● **Data section**
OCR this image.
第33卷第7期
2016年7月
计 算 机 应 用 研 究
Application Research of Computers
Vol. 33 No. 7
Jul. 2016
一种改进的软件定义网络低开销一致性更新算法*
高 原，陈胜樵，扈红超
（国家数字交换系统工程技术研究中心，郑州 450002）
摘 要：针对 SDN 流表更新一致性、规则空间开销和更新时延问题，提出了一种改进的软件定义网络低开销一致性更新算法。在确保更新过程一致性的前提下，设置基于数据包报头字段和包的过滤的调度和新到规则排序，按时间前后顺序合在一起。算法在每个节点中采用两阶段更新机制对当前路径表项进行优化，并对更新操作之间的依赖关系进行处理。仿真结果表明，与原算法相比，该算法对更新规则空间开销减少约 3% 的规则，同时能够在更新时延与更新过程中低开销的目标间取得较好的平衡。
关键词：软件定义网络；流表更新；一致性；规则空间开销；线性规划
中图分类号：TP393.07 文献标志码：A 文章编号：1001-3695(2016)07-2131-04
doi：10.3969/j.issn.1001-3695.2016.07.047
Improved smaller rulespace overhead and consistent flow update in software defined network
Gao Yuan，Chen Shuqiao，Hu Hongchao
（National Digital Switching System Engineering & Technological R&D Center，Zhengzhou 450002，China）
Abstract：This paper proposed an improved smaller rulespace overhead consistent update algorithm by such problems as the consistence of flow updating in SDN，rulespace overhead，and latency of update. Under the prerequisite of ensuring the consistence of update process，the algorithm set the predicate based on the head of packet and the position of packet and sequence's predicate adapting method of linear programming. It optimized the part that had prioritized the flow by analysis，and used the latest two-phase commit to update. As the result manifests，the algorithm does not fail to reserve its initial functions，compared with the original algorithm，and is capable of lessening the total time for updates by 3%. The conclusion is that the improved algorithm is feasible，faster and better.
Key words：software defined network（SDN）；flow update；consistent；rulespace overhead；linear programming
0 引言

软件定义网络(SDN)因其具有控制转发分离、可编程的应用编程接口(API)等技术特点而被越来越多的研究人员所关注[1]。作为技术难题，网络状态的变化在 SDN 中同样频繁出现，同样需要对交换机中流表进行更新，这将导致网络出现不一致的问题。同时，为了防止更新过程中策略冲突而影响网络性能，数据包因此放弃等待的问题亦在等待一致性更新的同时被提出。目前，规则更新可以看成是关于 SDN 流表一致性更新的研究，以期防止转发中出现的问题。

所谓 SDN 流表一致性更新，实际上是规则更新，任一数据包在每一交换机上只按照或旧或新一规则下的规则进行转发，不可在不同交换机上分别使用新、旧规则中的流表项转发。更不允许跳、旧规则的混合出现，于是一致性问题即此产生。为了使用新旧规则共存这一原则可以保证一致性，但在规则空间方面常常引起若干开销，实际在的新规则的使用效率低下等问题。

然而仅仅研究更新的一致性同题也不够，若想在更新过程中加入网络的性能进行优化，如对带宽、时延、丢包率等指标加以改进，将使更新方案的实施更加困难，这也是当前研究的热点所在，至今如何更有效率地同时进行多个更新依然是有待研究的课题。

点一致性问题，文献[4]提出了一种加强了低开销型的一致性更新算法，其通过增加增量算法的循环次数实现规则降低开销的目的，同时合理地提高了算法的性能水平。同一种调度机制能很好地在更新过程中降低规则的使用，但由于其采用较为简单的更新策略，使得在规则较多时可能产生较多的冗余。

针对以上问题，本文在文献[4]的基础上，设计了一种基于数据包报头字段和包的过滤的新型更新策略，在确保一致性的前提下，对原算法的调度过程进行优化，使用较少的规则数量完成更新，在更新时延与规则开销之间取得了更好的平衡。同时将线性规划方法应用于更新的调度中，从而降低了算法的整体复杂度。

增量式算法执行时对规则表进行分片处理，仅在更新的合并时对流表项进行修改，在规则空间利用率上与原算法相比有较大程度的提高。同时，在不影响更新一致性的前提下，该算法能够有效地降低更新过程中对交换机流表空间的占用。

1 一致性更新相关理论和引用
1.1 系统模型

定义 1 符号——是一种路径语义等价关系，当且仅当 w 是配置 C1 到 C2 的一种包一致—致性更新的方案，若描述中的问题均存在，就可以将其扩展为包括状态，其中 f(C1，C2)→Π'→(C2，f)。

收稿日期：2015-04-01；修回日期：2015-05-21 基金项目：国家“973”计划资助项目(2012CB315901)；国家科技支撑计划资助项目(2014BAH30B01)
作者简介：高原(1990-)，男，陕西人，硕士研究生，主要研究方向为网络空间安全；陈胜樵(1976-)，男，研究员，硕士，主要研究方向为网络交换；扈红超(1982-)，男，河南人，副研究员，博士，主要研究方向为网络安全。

● **Task directions**
Show the data once more, exactly as it was written.

● **Written answer**
OCR this image.
第33卷第7期
2016年7月
计 算 机 应 用 研 究
Application Research of Computers
Vol. 33 No. 7
Jul. 2016
一种改进的软件定义网络低开销一致性更新算法*
高 原，陈胜樵，扈红超
（国家数字交换系统工程技术研究中心，郑州 450002）
摘 要：针对 SDN 流表更新一致性、规则空间开销和更新时延问题，提出了一种改进的软件定义网络低开销一致性更新算法。在确保更新过程一致性的前提下，设置基于数据包报头字段和包的过滤的调度和新到规则排序，按时间前后顺序合在一起。算法在每个节点中采用两阶段更新机制对当前路径表项进行优化，并对更新操作之间的依赖关系进行处理。仿真结果表明，与原算法相比，该算法对更新规则空间开销减少约 3% 的规则，同时能够在更新时延与更新过程中低开销的目标间取得较好的平衡。
关键词：软件定义网络；流表更新；一致性；规则空间开销；线性规划
中图分类号：TP393.07 文献标志码：A 文章编号：1001-3695(2016)07-2131-04
doi：10.3969/j.issn.1001-3695.2016.07.047
Improved smaller rulespace overhead and consistent flow update in software defined network
Gao Yuan，Chen Shuqiao，Hu Hongchao
（National Digital Switching System Engineering & Technological R&D Center，Zhengzhou 450002，China）
Abstract：This paper proposed an improved smaller rulespace overhead consistent update algorithm by such problems as the consistence of flow updating in SDN，rulespace overhead，and latency of update. Under the prerequisite of ensuring the consistence of update process，the algorithm set the predicate based on the head of packet and the position of packet and sequence's predicate adapting method of linear programming. It optimized the part that had prioritized the flow by analysis，and used the latest two-phase commit to update. As the result manifests，the algorithm does not fail to reserve its initial functions，compared with the original algorithm，and is capable of lessening the total time for updates by 3%. The conclusion is that the improved algorithm is feasible，faster and better.
Key words：software defined network（SDN）；flow update；consistent；rulespace overhead；linear programming
0 引言

软件定义网络(SDN)因其具有控制转发分离、可编程的应用编程接口(API)等技术特点而被越来越多的研究人员所关注[1]。作为技术难题，网络状态的变化在 SDN 中同样频繁出现，同样需要对交换机中流表进行更新，这将导致网络出现不一致的问题。同时，为了防止更新过程中策略冲突而影响网络性能，数据包因此放弃等待的问题亦在等待一致性更新的同时被提出。目前，规则更新可以看成是关于 SDN 流表一致性更新的研究，以期防止转发中出现的问题。

所谓 SDN 流表一致性更新，实际上是规则更新，任一数据包在每一交换机上只按照或旧或新一规则下的规则进行转发，不可在不同交换机上分别使用新、旧规则中的流表项转发。更不允许跳、旧规则的混合出现，于是一致性问题即此产生。为了使用新旧规则共存这一原则可以保证一致性，但在规则空间方面常常引起若干开销，实际在的新规则的使用效率低下等问题。

然而仅仅研究更新的一致性同题也不够，若想在更新过程中加入网络的性能进行优化，如对带宽、时延、丢包率等指标加以改进，将使更新方案的实施更加困难，这也是当前研究的热点所在，至今如何更有效率地同时进行多个更新依然是有待研究的课题。

点一致性问题，文献[4]提出了一种加强了低开销型的一致性更新算法，其通过增加增量算法的循环次数实现规则降低开销的目的，同时合理地提高了算法的性能水平。同一种调度机制能很好地在更新过程中降低规则的使用，但由于其采用较为简单的更新策略，使得在规则较多时可能产生较多的冗余。

针对以上问题，本文在文献[4]的基础上，设计了一种基于数据包报头字段和包的过滤的新型更新策略，在确保一致性的前提下，对原算法的调度过程进行优化，使用较少的规则数量完成更新，在更新时延与规则开销之间取得了更好的平衡。同时将线性规划方法应用于更新的调度中，从而降低了算法的整体复杂度。

增量式算法执行时对规则表进行分片处理，仅在更新的合并时对流表项进行修改，在规则空间利用率上与原算法相比有较大程度的提高。同时，在不影响更新一致性的前提下，该算法能够有效地降低更新过程中对交换机流表空间的占用。

1 一致性更新相关理论和引用
1.1 系统模型

定义 1 符号——是一种路径语义等价关系，当且仅当 w 是配置 C1 到 C2 的一种包一致—致性更新的方案，若描述中的问题均存在，就可以将其扩展为包括状态，其中 f(C1，C2)→Π'→(C2，f)。

收稿日期：2015-04-01；修回日期：2015-05-21 基金项目：国家“973”计划资助项目(2012CB315901)；国家科技支撑计划资助项目(2014BAH30B01)
作者简介：高原(1990-)，男，陕西人，硕士研究生，主要研究方向为网络空间安全；陈胜樵(1976-)，男，研究员，硕士，主要研究方向为网络交换；扈红超(1982-)，男，河南人，副研究员，博士，主要研究方向为网络安全。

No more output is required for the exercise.